Tasks to carry out
- 1) In the camera-parameters text, copy the stretch from "4 Finding Camera" through "than one pixel.", replacing "edge map" with "contour map".
- 2) Write the next part of the camera-parameters text, starting after its last sentence.

Source text
First, in our work we automatically find vanishing points and the focal length. Vanishing points are computed using straight lines of objects. To make computation easier we state that the vertical vanishing point is the point at infinity. For the focal length we assume that the principal point is located in the center of an image. Then, we calculate the focal length from vanishing points. This information is needed to recover 3D surfaces. In the second part of this paper we present our new method for surface recovering. Its origin is based on orientation map (\(omap\)) [24]. We collect votes (predicted surfaces) from each surface from \(omap\) and choose the most appropriate result. To improve our result we use surface approximation based on the Manhattan world assumption. Last, we present experimental validation on two datasets. To evaluate our algorithm we have used Delage et al. [5] and York Urban [6] datasets. Most of the images here are in agreement with the Manhattan world assumption. For surface testing those images were manually labeled with LabelMe tool [27].

4 Finding Camera Parameters

For finding vanishing points we follow [26, 31] approaches with some modifications. Initially, we extract object edges with Canny edge detector. Next, we use the following steps to extract line segments from obtained edge map. First, to speed up computation, we remove all junctions on received binary image. Then, we extract connected components using flood fill algorithm. As the next step we get line segments with Kovesi Matlab toolbox [21]. Each edge of an edge map is divided into straight line segments by splitting it when standard deviation of pixels is larger than one pixel.

Next, we use j-linkage algorithm [32] to get vanishing points from obtained lines. We need a consistency measure to link lines to theirs vanishing points. If we use the distance between a vanishing point and a line, for only a small deviation of a line from a point, we can get large distances, e.g. vanishing points at infinite. To avoid that, we use approximation from [31], it represents the distance between edge ending and a line through a vanishing point and the edge center. You can see obtained lines on Fig. 3a.

After this step, to get three orthogonal vanishing points we use the Manhattan world assumption and the guess that the vertical vanishing point is the point at infinite. Once vanishing points are found on an image, we get the focal length of the camera by finding a focal length that makes angles 90 degrees with vectors to vanishing points and assuming that principal point location is in the center of an image [4].

Excerpted records
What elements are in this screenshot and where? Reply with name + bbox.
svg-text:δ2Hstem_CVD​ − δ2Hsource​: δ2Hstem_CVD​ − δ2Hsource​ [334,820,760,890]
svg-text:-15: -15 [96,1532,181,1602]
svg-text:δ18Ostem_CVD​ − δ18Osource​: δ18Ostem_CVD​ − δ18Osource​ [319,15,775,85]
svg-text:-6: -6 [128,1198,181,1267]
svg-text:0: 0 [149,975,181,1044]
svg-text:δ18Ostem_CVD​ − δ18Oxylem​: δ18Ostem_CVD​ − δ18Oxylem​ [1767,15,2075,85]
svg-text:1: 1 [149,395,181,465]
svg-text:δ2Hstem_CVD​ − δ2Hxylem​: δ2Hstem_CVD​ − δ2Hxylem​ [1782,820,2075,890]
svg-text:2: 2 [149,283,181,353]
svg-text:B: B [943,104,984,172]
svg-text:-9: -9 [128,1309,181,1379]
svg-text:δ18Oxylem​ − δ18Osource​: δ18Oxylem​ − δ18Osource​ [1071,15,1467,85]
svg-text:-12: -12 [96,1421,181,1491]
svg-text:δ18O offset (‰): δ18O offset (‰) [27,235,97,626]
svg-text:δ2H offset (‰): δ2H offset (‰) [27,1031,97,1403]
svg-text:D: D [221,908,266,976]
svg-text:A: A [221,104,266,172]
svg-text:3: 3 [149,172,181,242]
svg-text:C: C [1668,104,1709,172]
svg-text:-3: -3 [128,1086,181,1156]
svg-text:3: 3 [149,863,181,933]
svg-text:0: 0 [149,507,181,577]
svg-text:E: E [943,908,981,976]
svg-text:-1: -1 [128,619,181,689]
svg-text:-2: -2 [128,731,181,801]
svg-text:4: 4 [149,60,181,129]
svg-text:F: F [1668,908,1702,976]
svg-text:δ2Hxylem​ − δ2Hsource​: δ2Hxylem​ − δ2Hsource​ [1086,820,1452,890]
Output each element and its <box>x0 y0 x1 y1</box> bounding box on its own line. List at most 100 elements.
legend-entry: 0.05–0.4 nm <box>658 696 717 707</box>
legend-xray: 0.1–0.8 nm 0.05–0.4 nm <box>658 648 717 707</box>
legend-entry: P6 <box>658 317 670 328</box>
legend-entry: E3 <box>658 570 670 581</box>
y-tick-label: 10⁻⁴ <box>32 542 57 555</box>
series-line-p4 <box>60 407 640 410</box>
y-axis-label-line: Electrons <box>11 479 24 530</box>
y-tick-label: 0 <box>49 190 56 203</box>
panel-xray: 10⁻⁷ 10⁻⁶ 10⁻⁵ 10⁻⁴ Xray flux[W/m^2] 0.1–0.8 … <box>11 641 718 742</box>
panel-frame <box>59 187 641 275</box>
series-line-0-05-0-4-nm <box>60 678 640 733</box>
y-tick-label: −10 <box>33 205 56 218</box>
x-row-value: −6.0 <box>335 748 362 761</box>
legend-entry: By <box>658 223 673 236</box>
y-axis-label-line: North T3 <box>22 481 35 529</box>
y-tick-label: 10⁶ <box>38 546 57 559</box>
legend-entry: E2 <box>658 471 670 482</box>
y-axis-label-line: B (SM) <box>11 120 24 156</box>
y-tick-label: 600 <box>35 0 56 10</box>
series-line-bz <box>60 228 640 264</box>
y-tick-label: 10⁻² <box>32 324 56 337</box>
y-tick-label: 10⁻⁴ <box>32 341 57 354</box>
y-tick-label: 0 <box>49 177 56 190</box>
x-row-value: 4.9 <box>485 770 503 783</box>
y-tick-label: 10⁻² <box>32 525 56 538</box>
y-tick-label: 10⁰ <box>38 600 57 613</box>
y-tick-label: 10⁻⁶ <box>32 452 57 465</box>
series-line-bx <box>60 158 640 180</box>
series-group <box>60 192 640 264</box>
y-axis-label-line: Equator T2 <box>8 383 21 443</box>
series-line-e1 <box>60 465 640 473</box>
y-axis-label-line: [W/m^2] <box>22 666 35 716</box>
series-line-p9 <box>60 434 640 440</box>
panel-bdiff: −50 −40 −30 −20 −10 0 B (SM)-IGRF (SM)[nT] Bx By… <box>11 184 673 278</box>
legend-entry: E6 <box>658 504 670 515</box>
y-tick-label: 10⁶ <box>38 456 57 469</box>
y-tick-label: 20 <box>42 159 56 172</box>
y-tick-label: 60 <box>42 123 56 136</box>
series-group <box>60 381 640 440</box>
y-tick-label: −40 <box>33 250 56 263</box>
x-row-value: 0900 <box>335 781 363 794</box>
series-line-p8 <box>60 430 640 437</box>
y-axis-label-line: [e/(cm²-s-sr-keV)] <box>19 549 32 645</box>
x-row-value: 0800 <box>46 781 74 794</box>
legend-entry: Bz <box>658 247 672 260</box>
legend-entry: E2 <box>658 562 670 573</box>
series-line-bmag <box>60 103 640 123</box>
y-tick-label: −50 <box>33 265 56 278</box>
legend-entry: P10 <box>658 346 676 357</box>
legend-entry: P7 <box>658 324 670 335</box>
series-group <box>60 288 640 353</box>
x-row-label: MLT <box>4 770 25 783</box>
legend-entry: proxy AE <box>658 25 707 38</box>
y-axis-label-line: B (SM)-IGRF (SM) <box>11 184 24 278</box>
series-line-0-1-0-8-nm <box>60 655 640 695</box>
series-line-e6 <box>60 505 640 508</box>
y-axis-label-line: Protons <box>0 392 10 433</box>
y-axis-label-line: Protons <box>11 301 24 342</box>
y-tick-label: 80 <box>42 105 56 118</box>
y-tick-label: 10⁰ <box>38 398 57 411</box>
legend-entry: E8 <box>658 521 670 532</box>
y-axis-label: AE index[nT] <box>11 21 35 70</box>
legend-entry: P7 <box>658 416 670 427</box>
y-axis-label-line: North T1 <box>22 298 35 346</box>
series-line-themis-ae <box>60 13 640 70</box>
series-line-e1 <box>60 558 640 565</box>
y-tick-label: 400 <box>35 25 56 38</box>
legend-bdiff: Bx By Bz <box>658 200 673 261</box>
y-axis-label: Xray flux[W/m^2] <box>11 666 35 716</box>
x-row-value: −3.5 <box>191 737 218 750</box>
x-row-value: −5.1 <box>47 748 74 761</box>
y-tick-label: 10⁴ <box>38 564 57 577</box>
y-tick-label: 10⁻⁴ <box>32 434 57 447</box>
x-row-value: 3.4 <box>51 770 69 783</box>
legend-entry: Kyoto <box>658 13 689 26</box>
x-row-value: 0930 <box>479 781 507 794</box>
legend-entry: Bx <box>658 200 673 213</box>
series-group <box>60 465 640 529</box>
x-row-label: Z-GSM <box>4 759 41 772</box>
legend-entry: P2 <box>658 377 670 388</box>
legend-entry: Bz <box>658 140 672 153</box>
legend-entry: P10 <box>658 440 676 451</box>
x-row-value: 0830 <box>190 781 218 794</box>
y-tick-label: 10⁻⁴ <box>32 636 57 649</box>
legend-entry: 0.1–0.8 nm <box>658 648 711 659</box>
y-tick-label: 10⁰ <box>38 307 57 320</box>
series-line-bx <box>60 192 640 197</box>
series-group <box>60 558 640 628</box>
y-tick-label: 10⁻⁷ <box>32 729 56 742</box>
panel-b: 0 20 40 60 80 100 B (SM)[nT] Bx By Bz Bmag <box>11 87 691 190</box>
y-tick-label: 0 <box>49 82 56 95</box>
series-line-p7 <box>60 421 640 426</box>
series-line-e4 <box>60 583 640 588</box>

Answers in order
- 1)
4 Finding Camera Parameters

For finding vanishing points we follow [26, 31] approaches with some modifications. Initially, we extract object edges with Canny edge detector. Next, we use the following steps to extract line segments from obtained contour map. First, to speed up computation, we remove all junctions on received binary image. Then, we extract connected components using flood fill algorithm. As the next step we get line segments with Kovesi Matlab toolbox [21]. Each edge of an contour map is divided into straight line segments by splitting it when standard deviation of pixels is larger than one pixel.

- 2)
4.1 Finding Surface Coordinates

Now, to compute object surfaces we need only a complete orientation map which we obtain in the next part of this article. When we have it, we reconstruct a 3D scene only to the scale factor, because we do not know original metric of a scene. We iteratively compute coordinates for each surface and its neighbors. To minimize an error, we choose surfaces with maximum area and neighbors, then compute them first. Basing on their received coordinates we compute others. Due to the iterative process of 3D model recovering we restore objects that lie on different levels of a scene.

5 Orientation Map

First, to recover the orientation of surfaces we need a starting point. We get it from [23, 24]. We use an orientation map which is described in those articles. We give here only a brief description. An example of orientation map can be seen on Fig. 3b. This map indicates the orientation of some region which is produced by two vanishing points. The main idea is that if you have a region which consists of two groups of lines referred to two different vanishing points, then those lines can produce a surface. On Fig. 3a we can see that the horizontal planes consist of green and blue lines (marked as 2 and 3 respectively), while vertical are from red and blue (1 and 3) or red and green (1 and 2) lines. Each line segment is extended until it abuts against a line (stopping parameter) which is orthogonal to the surface this line segment generates. This assumption is correct, because a line cannot lie on a plane which is orthogonal to that line. Detailed explanation and formal description can be seen in [24].

Fig. 3.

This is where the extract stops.